=== Data for processing ===
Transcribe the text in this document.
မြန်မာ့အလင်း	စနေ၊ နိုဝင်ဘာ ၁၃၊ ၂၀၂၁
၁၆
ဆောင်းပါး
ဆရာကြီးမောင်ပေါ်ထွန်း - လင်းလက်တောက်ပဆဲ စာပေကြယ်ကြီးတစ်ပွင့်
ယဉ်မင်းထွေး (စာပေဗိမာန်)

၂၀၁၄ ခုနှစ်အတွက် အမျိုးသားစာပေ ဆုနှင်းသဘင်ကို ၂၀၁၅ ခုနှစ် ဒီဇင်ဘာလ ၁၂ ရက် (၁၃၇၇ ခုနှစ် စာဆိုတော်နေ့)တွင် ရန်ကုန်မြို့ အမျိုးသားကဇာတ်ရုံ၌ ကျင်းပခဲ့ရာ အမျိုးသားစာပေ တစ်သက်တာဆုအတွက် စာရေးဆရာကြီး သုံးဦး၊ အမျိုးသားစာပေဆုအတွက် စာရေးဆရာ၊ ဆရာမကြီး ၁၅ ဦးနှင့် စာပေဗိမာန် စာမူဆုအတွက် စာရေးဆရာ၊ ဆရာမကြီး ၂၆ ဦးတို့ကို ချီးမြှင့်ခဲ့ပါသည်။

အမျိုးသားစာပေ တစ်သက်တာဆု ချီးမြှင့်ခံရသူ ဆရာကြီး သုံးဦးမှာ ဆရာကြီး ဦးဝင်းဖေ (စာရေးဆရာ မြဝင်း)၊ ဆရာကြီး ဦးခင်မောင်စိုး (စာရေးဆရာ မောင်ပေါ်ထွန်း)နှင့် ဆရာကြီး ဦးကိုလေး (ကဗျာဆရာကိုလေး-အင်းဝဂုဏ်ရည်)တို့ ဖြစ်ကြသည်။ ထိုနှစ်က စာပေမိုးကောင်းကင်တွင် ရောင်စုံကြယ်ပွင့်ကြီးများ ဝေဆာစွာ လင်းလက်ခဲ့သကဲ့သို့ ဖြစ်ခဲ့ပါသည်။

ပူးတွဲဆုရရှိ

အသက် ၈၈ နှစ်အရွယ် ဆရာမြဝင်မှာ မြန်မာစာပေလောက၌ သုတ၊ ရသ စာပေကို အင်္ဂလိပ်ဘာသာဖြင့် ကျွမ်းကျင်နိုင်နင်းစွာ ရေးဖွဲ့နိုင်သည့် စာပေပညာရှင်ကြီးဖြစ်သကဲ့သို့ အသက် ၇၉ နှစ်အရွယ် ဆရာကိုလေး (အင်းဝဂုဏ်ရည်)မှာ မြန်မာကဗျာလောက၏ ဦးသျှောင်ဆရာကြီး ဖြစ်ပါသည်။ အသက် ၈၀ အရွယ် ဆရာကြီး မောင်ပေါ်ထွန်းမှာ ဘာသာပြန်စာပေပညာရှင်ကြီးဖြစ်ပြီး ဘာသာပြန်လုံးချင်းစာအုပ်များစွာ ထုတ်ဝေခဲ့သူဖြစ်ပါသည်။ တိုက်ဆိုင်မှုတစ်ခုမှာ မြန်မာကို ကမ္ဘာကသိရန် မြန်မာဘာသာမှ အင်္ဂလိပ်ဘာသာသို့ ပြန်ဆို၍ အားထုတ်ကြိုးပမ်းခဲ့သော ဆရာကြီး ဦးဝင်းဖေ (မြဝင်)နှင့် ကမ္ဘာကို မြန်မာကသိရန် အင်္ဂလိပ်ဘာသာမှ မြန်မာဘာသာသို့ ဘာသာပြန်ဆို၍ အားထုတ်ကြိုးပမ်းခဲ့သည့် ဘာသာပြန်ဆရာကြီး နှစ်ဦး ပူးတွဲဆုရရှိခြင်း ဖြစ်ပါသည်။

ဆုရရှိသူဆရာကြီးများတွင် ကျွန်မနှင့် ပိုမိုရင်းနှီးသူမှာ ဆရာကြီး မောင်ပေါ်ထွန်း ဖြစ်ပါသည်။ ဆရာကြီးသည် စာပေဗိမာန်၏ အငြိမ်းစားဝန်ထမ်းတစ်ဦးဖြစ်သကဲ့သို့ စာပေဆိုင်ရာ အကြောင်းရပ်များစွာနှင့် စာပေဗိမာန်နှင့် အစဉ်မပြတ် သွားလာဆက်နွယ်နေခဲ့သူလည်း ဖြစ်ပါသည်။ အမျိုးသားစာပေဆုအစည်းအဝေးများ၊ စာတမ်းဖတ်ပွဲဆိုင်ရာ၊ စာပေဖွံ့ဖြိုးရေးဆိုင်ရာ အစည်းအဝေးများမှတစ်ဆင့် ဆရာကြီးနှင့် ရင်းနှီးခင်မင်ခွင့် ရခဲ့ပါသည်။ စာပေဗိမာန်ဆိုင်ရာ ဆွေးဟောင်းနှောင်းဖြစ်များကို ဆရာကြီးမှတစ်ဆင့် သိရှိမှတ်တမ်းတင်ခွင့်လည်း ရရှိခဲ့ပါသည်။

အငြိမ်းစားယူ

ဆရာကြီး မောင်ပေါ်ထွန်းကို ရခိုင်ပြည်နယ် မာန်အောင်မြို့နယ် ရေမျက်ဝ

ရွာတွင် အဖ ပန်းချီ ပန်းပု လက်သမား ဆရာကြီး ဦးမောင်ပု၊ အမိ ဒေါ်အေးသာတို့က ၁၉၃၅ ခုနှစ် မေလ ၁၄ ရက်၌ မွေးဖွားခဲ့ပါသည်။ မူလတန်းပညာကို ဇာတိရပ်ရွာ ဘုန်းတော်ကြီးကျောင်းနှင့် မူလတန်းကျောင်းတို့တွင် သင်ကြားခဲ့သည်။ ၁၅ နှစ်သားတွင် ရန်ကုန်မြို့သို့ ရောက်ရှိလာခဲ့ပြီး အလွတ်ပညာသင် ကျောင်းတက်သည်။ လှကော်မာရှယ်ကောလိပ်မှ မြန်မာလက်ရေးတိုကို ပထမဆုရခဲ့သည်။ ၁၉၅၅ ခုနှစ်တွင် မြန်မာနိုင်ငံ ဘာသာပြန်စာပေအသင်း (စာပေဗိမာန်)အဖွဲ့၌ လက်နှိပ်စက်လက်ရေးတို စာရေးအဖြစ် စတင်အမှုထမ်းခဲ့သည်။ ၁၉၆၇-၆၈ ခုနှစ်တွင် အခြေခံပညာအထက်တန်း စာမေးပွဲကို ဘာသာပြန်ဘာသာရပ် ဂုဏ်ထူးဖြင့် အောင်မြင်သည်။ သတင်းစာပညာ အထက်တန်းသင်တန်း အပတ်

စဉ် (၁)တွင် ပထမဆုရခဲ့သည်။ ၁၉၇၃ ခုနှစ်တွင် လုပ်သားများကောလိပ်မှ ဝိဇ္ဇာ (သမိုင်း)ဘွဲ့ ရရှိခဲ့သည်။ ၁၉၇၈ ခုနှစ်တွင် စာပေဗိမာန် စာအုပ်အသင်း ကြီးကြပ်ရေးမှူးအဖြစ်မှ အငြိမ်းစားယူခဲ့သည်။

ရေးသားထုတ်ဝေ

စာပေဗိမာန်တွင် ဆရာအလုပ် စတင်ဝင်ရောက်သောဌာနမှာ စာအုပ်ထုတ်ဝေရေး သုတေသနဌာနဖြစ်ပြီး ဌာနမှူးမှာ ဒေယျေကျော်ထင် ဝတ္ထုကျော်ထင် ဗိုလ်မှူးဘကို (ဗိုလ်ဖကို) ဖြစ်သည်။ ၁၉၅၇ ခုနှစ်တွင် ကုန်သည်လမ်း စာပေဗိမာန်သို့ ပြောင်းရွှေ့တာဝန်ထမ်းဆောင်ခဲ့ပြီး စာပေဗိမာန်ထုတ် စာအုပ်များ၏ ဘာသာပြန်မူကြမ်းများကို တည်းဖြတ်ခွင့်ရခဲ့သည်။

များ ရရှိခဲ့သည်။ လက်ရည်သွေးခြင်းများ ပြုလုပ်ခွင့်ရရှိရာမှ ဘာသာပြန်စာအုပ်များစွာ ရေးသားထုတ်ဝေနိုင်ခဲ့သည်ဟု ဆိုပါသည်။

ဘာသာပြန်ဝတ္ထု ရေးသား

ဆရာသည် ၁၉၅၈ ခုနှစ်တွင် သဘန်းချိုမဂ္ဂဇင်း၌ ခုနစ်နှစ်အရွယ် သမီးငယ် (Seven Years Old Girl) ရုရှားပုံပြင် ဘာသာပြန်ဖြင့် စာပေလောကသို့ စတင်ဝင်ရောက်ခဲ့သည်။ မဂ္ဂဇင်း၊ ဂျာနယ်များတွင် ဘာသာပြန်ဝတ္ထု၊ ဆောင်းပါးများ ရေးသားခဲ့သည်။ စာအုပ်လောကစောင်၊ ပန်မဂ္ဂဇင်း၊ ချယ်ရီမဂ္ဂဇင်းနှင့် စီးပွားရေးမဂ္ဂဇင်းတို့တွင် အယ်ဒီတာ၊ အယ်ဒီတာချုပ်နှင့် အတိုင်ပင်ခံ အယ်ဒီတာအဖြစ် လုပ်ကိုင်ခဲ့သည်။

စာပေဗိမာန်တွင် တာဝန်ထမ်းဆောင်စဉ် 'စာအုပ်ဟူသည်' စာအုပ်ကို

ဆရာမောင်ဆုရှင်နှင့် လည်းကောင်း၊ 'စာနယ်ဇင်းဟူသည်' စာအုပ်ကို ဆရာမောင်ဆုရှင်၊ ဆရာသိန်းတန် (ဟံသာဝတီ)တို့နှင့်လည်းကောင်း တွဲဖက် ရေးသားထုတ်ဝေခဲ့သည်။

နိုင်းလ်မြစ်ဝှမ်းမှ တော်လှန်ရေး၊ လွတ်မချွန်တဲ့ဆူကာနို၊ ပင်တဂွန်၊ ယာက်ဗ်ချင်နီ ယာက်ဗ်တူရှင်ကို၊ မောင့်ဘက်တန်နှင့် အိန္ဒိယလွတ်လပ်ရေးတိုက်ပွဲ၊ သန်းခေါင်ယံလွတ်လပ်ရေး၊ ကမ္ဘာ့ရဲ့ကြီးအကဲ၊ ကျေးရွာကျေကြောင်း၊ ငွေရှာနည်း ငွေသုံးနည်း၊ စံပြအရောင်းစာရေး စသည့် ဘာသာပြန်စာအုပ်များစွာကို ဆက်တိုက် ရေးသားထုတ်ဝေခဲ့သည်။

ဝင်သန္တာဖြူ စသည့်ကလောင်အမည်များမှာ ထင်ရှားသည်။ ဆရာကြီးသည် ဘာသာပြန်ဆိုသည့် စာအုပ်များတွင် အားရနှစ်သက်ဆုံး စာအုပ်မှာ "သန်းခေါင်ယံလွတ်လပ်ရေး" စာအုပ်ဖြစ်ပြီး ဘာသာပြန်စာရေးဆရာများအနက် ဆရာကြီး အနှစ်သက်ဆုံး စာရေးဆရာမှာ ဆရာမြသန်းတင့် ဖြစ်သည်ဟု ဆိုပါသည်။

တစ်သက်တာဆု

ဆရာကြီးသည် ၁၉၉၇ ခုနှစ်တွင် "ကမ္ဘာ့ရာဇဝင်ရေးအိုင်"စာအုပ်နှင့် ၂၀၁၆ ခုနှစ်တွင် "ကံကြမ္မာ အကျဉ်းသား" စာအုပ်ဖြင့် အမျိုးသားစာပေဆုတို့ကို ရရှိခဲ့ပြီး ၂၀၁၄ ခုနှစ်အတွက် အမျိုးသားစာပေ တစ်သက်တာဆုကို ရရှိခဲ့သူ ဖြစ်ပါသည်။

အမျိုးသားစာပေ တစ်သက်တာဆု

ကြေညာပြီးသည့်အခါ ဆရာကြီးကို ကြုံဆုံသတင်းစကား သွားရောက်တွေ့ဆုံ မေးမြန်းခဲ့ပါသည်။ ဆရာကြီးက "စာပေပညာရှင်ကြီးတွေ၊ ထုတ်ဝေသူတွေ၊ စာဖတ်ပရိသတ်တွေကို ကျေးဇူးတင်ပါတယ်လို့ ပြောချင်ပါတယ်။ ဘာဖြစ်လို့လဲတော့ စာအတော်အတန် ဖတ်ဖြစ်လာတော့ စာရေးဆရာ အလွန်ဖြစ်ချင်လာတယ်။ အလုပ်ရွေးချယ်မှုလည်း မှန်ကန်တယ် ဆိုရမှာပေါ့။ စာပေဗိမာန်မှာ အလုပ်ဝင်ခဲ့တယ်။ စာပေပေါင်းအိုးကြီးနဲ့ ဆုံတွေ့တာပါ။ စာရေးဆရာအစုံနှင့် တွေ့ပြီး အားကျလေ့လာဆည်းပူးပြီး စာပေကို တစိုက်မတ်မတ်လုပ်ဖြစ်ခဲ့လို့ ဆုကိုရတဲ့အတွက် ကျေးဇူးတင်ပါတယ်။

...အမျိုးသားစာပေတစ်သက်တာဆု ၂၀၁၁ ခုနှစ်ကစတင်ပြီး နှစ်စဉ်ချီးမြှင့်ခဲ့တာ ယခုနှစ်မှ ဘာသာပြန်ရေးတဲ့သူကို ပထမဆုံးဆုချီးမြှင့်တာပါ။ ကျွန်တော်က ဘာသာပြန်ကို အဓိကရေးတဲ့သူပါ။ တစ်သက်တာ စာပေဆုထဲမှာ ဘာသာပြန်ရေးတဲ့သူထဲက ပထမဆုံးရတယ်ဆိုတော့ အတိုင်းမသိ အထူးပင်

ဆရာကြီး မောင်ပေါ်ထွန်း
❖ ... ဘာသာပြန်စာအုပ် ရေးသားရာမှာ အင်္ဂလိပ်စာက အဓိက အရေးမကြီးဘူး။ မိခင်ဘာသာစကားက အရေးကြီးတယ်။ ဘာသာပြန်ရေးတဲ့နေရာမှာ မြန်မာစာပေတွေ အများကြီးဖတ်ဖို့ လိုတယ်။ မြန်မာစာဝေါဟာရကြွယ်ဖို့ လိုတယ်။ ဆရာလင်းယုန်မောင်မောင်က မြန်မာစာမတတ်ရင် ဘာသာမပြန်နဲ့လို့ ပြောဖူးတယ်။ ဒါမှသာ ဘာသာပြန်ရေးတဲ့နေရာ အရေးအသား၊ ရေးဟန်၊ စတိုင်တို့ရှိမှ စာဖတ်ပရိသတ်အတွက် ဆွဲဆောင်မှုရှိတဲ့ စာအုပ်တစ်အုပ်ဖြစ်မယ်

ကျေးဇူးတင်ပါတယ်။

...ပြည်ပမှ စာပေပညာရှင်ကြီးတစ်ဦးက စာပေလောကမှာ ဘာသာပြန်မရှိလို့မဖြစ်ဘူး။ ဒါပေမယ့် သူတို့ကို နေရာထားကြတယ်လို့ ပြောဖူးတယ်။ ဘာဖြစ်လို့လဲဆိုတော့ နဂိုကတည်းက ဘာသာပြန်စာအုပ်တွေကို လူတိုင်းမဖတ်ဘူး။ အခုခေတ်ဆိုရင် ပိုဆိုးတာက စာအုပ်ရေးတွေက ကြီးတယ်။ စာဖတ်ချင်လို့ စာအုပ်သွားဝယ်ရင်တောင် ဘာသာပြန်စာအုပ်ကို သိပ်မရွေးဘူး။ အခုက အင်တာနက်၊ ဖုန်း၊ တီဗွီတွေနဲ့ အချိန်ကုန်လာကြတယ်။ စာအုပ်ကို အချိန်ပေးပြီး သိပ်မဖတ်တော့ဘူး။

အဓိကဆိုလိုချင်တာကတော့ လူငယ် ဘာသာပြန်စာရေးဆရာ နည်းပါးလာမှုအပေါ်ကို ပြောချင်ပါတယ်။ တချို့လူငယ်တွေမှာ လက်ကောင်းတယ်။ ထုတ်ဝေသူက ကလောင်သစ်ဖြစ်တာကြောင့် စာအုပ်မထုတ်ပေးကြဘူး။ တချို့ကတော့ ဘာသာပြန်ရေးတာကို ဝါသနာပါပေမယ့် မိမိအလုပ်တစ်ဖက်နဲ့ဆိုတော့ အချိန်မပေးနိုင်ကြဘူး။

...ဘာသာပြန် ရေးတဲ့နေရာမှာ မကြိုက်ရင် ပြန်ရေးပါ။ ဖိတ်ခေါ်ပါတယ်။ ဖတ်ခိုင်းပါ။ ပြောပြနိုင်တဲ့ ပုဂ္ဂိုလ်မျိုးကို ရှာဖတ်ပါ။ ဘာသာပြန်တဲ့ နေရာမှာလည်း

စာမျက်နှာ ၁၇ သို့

=== Stated problem ===
Sift the material for lines with the string "ပထမဆ". Copy each one found.

=== Worked answer ===
ရွာတွင် အဖ ပန်းချီ ပန်းပု လက်သမား ဆရာကြီး ဦးမောင်ပု၊ အမိ ဒေါ်အေးသာတို့က ၁၉၃၅ ခုနှစ် မေလ ၁၄ ရက်၌ မွေးဖွားခဲ့ပါသည်။ မူလတန်းပညာကို ဇာတိရပ်ရွာ ဘုန်းတော်ကြီးကျောင်းနှင့် မူလတန်းကျောင်းတို့တွင် သင်ကြားခဲ့သည်။ ၁၅ နှစ်သားတွင် ရန်ကုန်မြို့သို့ ရောက်ရှိလာခဲ့ပြီး အလွတ်ပညာသင် ကျောင်းတက်သည်။ လှကော်မာရှယ်ကောလိပ်မှ မြန်မာလက်ရေးတိုကို ပထမဆုရခဲ့သည်။ ၁၉၅၅ ခုနှစ်တွင် မြန်မာနိုင်ငံ ဘာသာပြန်စာပေအသင်း (စာပေဗိမာန်)အဖွဲ့၌ လက်နှိပ်စက်လက်ရေးတို စာရေးအဖြစ် စတင်အမှုထမ်းခဲ့သည်။ ၁၉၆၇-၆၈ ခုနှစ်တွင် အခြေခံပညာအထက်တန်း စာမေးပွဲကို ဘာသာပြန်ဘာသာရပ် ဂုဏ်ထူးဖြင့် အောင်မြင်သည်။ သတင်းစာပညာ အထက်တန်းသင်တန်း အပတ်
စဉ် (၁)တွင် ပထမဆုရခဲ့သည်။ ၁၉၇၃ ခုနှစ်တွင် လုပ်သားများကောလိပ်မှ ဝိဇ္ဇာ (သမိုင်း)ဘွဲ့ ရရှိခဲ့သည်။ ၁၉၇၈ ခုနှစ်တွင် စာပေဗိမာန် စာအုပ်အသင်း ကြီးကြပ်ရေးမှူးအဖြစ်မှ အငြိမ်းစားယူခဲ့သည်။
...အမျိုးသားစာပေတစ်သက်တာဆု ၂၀၁၁ ခုနှစ်ကစတင်ပြီး နှစ်စဉ်ချီးမြှင့်ခဲ့တာ ယခုနှစ်မှ ဘာသာပြန်ရေးတဲ့သူကို ပထမဆုံးဆုချီးမြှင့်တာပါ။ ကျွန်တော်က ဘာသာပြန်ကို အဓိကရေးတဲ့သူပါ။ တစ်သက်တာ စာပေဆုထဲမှာ ဘာသာပြန်ရေးတဲ့သူထဲက ပထမဆုံးရတယ်ဆိုတော့ အတိုင်းမသိ အထူးပင်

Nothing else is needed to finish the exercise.